• **Exercise brief**: Every line that holds "true" should be shown.

---*---

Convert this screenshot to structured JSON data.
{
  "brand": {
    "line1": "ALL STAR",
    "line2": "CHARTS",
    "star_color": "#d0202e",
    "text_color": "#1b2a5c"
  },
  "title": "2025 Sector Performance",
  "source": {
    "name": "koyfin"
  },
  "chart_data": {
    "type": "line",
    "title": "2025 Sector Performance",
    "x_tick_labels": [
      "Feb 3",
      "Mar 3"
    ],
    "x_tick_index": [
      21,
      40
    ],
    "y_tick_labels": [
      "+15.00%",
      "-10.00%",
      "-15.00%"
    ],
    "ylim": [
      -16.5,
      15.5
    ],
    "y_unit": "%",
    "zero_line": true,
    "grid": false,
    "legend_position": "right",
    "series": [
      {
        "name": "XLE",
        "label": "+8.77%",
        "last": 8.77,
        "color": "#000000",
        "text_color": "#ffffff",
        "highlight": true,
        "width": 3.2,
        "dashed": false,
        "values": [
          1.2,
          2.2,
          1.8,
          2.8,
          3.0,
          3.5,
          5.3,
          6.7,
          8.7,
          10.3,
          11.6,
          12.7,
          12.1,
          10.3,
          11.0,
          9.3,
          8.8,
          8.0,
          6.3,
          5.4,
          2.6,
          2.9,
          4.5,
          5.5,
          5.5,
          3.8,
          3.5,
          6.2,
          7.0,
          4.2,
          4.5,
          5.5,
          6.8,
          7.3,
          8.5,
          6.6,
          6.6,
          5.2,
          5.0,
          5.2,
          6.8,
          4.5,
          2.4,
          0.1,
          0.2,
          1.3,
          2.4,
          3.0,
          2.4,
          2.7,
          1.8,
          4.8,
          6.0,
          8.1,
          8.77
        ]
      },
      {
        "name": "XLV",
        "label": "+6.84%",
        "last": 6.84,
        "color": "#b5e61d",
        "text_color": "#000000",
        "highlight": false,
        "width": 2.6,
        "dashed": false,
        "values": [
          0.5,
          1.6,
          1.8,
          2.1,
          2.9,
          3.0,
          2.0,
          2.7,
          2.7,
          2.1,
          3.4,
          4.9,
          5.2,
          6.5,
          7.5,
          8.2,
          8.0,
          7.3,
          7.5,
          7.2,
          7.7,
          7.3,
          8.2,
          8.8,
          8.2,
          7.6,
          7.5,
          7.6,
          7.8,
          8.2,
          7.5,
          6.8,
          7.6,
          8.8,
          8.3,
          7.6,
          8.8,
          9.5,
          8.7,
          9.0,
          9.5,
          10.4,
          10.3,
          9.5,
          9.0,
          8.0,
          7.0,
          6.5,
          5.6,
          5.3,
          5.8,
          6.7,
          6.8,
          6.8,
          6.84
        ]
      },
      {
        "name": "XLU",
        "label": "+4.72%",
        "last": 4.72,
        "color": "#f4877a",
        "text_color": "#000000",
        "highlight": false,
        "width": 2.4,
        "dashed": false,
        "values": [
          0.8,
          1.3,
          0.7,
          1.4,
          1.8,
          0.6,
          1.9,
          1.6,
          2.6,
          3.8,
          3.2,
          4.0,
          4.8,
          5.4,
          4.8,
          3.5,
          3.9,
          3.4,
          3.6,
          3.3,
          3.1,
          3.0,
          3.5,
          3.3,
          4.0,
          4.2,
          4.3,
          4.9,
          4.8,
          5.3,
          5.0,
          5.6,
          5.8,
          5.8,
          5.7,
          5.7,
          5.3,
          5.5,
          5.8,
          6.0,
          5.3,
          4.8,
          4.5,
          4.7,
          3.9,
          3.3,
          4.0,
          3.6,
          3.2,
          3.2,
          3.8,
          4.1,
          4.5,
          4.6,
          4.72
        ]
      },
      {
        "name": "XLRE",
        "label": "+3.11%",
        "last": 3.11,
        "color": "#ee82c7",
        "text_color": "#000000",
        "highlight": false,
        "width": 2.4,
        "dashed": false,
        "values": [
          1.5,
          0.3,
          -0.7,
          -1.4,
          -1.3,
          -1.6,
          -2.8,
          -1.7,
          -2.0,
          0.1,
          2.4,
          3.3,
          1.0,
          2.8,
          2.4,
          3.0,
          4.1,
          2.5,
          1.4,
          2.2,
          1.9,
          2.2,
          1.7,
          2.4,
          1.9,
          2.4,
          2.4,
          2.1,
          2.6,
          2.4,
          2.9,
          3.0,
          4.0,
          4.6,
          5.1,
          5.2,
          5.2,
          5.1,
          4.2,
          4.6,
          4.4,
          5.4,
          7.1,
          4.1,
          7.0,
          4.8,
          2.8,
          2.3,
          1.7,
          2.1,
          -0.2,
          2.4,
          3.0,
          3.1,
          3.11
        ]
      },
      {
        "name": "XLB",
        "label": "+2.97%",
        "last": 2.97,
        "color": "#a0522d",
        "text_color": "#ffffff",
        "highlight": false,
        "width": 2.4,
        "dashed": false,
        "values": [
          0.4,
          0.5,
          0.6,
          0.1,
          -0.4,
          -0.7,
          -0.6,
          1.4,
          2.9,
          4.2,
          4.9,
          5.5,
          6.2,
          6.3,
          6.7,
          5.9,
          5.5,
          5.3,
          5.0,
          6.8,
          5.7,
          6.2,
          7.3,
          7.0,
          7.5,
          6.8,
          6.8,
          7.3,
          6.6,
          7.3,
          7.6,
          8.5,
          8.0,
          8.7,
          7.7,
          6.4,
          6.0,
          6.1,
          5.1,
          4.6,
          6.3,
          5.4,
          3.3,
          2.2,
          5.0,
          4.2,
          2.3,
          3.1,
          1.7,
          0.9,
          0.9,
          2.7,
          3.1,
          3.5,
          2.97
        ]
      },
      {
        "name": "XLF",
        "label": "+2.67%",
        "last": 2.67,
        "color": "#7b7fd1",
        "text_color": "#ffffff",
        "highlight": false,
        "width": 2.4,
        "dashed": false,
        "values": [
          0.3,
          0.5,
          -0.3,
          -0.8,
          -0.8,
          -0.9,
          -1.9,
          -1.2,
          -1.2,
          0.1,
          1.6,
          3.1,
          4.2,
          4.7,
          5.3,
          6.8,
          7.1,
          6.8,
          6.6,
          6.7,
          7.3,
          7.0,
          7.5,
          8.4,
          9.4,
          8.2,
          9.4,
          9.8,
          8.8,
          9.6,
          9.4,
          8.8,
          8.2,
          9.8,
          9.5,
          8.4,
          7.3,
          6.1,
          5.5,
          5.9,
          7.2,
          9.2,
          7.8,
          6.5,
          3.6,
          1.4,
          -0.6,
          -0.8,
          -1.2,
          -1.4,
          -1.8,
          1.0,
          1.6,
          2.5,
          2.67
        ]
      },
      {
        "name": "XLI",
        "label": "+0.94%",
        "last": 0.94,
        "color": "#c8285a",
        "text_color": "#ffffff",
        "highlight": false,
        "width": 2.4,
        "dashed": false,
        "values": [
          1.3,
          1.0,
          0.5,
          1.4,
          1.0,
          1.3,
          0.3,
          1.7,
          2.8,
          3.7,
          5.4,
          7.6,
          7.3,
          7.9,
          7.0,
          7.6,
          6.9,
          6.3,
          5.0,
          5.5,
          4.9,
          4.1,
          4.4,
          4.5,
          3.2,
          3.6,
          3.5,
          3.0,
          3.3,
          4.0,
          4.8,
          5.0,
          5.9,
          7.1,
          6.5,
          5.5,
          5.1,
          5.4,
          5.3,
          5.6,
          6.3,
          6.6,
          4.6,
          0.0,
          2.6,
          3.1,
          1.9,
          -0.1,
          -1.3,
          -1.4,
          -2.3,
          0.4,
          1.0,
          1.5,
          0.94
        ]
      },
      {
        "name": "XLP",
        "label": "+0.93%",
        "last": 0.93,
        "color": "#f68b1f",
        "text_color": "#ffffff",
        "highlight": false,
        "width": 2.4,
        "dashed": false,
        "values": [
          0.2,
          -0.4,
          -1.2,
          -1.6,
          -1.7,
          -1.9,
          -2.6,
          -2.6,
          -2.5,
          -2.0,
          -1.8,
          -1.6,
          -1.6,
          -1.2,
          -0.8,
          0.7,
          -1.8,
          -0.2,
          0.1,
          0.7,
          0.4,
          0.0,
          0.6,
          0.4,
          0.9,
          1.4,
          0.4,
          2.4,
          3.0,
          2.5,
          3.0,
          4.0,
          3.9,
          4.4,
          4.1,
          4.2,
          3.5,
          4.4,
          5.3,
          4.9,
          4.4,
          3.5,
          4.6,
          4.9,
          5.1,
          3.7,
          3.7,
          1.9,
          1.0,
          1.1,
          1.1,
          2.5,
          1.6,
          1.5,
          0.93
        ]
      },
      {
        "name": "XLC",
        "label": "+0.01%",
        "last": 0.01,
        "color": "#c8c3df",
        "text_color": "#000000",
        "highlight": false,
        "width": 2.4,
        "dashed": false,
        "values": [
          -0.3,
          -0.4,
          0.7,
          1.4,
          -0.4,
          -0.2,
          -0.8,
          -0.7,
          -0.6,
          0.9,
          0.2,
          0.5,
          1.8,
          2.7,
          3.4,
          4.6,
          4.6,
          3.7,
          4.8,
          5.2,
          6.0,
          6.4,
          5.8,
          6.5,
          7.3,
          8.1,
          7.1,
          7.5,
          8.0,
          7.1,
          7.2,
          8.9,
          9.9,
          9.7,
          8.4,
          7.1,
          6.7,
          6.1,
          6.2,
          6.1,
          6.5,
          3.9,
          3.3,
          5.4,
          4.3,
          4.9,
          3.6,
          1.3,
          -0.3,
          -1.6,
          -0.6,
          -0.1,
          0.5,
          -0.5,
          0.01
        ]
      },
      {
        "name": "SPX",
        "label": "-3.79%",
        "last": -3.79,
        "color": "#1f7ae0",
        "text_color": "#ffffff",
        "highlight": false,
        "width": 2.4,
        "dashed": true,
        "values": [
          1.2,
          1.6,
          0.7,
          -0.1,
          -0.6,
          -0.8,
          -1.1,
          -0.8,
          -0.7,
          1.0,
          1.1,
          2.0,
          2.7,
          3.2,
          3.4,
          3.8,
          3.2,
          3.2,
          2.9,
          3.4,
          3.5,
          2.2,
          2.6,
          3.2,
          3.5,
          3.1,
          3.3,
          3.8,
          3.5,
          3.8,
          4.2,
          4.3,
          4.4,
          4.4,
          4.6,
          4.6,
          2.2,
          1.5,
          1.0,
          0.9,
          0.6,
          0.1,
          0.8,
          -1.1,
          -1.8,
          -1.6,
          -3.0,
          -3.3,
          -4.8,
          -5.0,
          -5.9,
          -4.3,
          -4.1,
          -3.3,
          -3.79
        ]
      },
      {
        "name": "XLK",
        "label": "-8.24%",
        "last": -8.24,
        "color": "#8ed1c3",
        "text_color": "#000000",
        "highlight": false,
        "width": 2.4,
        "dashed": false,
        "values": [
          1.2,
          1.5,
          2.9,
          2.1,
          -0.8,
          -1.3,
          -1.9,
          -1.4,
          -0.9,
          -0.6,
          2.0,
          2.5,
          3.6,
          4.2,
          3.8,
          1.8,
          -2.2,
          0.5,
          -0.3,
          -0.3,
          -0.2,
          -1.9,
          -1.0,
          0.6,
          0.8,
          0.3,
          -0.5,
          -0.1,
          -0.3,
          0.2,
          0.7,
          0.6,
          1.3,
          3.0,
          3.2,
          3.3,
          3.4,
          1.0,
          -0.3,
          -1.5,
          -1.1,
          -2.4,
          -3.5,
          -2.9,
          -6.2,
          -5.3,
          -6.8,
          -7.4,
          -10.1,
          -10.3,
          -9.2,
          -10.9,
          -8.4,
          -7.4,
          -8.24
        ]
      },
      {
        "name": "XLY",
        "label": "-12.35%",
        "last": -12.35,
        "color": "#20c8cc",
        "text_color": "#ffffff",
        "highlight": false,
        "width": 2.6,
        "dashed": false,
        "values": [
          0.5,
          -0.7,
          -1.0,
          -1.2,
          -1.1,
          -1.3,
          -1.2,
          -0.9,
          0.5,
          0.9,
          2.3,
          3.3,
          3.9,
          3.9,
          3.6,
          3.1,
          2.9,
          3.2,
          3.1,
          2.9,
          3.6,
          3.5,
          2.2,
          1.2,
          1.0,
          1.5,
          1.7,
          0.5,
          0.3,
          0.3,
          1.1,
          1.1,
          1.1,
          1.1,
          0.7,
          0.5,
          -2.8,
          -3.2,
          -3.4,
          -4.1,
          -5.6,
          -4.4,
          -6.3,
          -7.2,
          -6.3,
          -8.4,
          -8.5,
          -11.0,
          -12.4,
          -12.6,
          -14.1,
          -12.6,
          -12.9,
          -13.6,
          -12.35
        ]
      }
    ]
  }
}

---*---

• **Answer**:
    "zero_line": true,
        "highlight": true,
        "dashed": true,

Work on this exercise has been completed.